Directive - Would you copy out the whole listing exactly as given?

Data provided -

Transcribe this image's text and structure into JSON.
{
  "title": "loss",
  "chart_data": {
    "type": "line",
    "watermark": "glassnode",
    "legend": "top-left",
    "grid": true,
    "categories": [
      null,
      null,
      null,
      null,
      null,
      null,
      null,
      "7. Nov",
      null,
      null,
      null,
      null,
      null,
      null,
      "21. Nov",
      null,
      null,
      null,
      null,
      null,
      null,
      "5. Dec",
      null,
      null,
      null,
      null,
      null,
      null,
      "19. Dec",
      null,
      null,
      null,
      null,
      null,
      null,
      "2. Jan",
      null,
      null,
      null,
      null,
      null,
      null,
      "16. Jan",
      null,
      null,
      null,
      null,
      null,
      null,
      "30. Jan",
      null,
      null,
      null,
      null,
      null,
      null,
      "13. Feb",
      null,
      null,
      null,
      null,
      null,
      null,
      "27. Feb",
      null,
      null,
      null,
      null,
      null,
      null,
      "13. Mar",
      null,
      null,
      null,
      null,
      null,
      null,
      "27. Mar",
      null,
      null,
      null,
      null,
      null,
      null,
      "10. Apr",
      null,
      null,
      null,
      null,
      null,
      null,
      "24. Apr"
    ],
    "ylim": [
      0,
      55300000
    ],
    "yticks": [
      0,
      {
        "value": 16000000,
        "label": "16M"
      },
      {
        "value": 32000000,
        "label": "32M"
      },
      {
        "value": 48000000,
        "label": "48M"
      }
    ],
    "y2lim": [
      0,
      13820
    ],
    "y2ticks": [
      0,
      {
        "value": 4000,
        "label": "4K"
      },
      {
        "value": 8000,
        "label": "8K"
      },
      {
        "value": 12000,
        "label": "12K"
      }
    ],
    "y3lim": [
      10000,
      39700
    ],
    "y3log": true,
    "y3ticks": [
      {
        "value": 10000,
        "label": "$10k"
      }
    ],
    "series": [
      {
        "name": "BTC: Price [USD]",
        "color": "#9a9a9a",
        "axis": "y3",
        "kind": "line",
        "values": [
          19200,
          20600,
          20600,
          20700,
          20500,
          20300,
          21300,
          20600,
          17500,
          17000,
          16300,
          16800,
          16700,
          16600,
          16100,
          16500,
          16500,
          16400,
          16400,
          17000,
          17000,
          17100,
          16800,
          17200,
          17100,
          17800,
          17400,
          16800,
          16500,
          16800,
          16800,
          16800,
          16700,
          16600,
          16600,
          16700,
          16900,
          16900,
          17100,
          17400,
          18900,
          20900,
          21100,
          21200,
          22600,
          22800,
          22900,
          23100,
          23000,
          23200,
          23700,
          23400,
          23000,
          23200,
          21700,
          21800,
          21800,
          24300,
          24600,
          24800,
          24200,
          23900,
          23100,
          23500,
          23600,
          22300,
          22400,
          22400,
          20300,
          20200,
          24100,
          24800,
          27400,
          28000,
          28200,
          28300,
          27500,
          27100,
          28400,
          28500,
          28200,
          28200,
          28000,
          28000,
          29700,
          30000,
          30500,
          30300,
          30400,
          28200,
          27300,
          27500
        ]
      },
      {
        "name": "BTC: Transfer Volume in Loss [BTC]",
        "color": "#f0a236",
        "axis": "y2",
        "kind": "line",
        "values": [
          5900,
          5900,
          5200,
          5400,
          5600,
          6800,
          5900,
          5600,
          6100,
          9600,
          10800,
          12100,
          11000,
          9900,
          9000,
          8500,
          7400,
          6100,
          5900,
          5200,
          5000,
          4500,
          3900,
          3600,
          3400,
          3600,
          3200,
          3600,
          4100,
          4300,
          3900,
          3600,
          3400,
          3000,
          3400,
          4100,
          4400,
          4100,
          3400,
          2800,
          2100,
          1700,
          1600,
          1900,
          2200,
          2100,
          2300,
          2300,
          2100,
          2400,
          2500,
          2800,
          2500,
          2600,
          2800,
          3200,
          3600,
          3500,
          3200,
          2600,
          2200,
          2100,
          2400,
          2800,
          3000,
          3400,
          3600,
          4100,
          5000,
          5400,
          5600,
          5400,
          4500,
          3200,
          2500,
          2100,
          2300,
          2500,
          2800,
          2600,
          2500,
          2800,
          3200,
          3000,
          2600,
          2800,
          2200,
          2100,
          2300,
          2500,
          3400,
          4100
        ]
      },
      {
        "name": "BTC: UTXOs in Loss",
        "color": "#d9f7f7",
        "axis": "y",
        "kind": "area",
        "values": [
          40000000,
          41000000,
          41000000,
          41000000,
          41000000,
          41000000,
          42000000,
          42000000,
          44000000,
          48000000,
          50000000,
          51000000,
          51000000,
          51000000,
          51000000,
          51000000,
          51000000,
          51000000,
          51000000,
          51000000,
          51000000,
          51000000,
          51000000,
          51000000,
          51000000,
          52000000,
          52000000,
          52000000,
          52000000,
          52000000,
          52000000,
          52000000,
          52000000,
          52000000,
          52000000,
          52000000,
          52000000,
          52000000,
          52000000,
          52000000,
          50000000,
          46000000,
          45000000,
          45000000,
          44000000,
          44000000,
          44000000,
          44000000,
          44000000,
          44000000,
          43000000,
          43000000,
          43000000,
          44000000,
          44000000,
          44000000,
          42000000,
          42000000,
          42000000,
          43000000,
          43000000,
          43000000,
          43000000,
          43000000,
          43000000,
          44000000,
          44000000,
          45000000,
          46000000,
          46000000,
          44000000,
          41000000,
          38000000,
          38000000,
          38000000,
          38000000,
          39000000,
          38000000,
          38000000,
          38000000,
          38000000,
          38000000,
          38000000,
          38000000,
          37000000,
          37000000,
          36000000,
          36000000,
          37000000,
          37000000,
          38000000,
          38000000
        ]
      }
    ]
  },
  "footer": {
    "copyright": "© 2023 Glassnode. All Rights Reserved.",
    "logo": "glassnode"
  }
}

Solution to this exercise -
Transcribe this image's text and structure into JSON.
{
  "title": "loss",
  "chart_data": {
    "type": "line",
    "watermark": "glassnode",
    "legend": "top-left",
    "grid": true,
    "categories": [
      null,
      null,
      null,
      null,
      null,
      null,
      null,
      "7. Nov",
      null,
      null,
      null,
      null,
      null,
      null,
      "21. Nov",
      null,
      null,
      null,
      null,
      null,
      null,
      "5. Dec",
      null,
      null,
      null,
      null,
      null,
      null,
      "19. Dec",
      null,
      null,
      null,
      null,
      null,
      null,
      "2. Jan",
      null,
      null,
      null,
      null,
      null,
      null,
      "16. Jan",
      null,
      null,
      null,
      null,
      null,
      null,
      "30. Jan",
      null,
      null,
      null,
      null,
      null,
      null,
      "13. Feb",
      null,
      null,
      null,
      null,
      null,
      null,
      "27. Feb",
      null,
      null,
      null,
      null,
      null,
      null,
      "13. Mar",
      null,
      null,
      null,
      null,
      null,
      null,
      "27. Mar",
      null,
      null,
      null,
      null,
      null,
      null,
      "10. Apr",
      null,
      null,
      null,
      null,
      null,
      null,
      "24. Apr"
    ],
    "ylim": [
      0,
      55300000
    ],
    "yticks": [
      0,
      {
        "value": 16000000,
        "label": "16M"
      },
      {
        "value": 32000000,
        "label": "32M"
      },
      {
        "value": 48000000,
        "label": "48M"
      }
    ],
    "y2lim": [
      0,
      13820
    ],
    "y2ticks": [
      0,
      {
        "value": 4000,
        "label": "4K"
      },
      {
        "value": 8000,
        "label": "8K"
      },
      {
        "value": 12000,
        "label": "12K"
      }
    ],
    "y3lim": [
      10000,
      39700
    ],
    "y3log": true,
    "y3ticks": [
      {
        "value": 10000,
        "label": "$10k"
      }
    ],
    "series": [
      {
        "name": "BTC: Price [USD]",
        "color": "#9a9a9a",
        "axis": "y3",
        "kind": "line",
        "values": [
          19200,
          20600,
          20600,
          20700,
          20500,
          20300,
          21300,
          20600,
          17500,
          17000,
          16300,
          16800,
          16700,
          16600,
          16100,
          16500,
          16500,
          16400,
          16400,
          17000,
          17000,
          17100,
          16800,
          17200,
          17100,
          17800,
          17400,
          16800,
          16500,
          16800,
          16800,
          16800,
          16700,
          16600,
          16600,
          16700,
          16900,
          16900,
          17100,
          17400,
          18900,
          20900,
          21100,
          21200,
          22600,
          22800,
          22900,
          23100,
          23000,
          23200,
          23700,
          23400,
          23000,
          23200,
          21700,
          21800,
          21800,
          24300,
          24600,
          24800,
          24200,
          23900,
          23100,
          23500,
          23600,
          22300,
          22400,
          22400,
          20300,
          20200,
          24100,
          24800,
          27400,
          28000,
          28200,
          28300,
          27500,
          27100,
          28400,
          28500,
          28200,
          28200,
          28000,
          28000,
          29700,
          30000,
          30500,
          30300,
          30400,
          28200,
          27300,
          27500
        ]
      },
      {
        "name": "BTC: Transfer Volume in Loss [BTC]",
        "color": "#f0a236",
        "axis": "y2",
        "kind": "line",
        "values": [
          5900,
          5900,
          5200,
          5400,
          5600,
          6800,
          5900,
          5600,
          6100,
          9600,
          10800,
          12100,
          11000,
          9900,
          9000,
          8500,
          7400,
          6100,
          5900,
          5200,
          5000,
          4500,
          3900,
          3600,
          3400,
          3600,
          3200,
          3600,
          4100,
          4300,
          3900,
          3600,
          3400,
          3000,
          3400,
          4100,
          4400,
          4100,
          3400,
          2800,
          2100,
          1700,
          1600,
          1900,
          2200,
          2100,
          2300,
          2300,
          2100,
          2400,
          2500,
          2800,
          2500,
          2600,
          2800,
          3200,
          3600,
          3500,
          3200,
          2600,
          2200,
          2100,
          2400,
          2800,
          3000,
          3400,
          3600,
          4100,
          5000,
          5400,
          5600,
          5400,
          4500,
          3200,
          2500,
          2100,
          2300,
          2500,
          2800,
          2600,
          2500,
          2800,
          3200,
          3000,
          2600,
          2800,
          2200,
          2100,
          2300,
          2500,
          3400,
          4100
        ]
      },
      {
        "name": "BTC: UTXOs in Loss",
        "color": "#d9f7f7",
        "axis": "y",
        "kind": "area",
        "values": [
          40000000,
          41000000,
          41000000,
          41000000,
          41000000,
          41000000,
          42000000,
          42000000,
          44000000,
          48000000,
          50000000,
          51000000,
          51000000,
          51000000,
          51000000,
          51000000,
          51000000,
          51000000,
          51000000,
          51000000,
          51000000,
          51000000,
          51000000,
          51000000,
          51000000,
          52000000,
          52000000,
          52000000,
          52000000,
          52000000,
          52000000,
          52000000,
          52000000,
          52000000,
          52000000,
          52000000,
          52000000,
          52000000,
          52000000,
          52000000,
          50000000,
          46000000,
          45000000,
          45000000,
          44000000,
          44000000,
          44000000,
          44000000,
          44000000,
          44000000,
          43000000,
          43000000,
          43000000,
          44000000,
          44000000,
          44000000,
          42000000,
          42000000,
          42000000,
          43000000,
          43000000,
          43000000,
          43000000,
          43000000,
          43000000,
          44000000,
          44000000,
          45000000,
          46000000,
          46000000,
          44000000,
          41000000,
          38000000,
          38000000,
          38000000,
          38000000,
          39000000,
          38000000,
          38000000,
          38000000,
          38000000,
          38000000,
          38000000,
          38000000,
          37000000,
          37000000,
          36000000,
          36000000,
          37000000,
          37000000,
          38000000,
          38000000
        ]
      }
    ]
  },
  "footer": {
    "copyright": "© 2023 Glassnode. All Rights Reserved.",
    "logo": "glassnode"
  }
}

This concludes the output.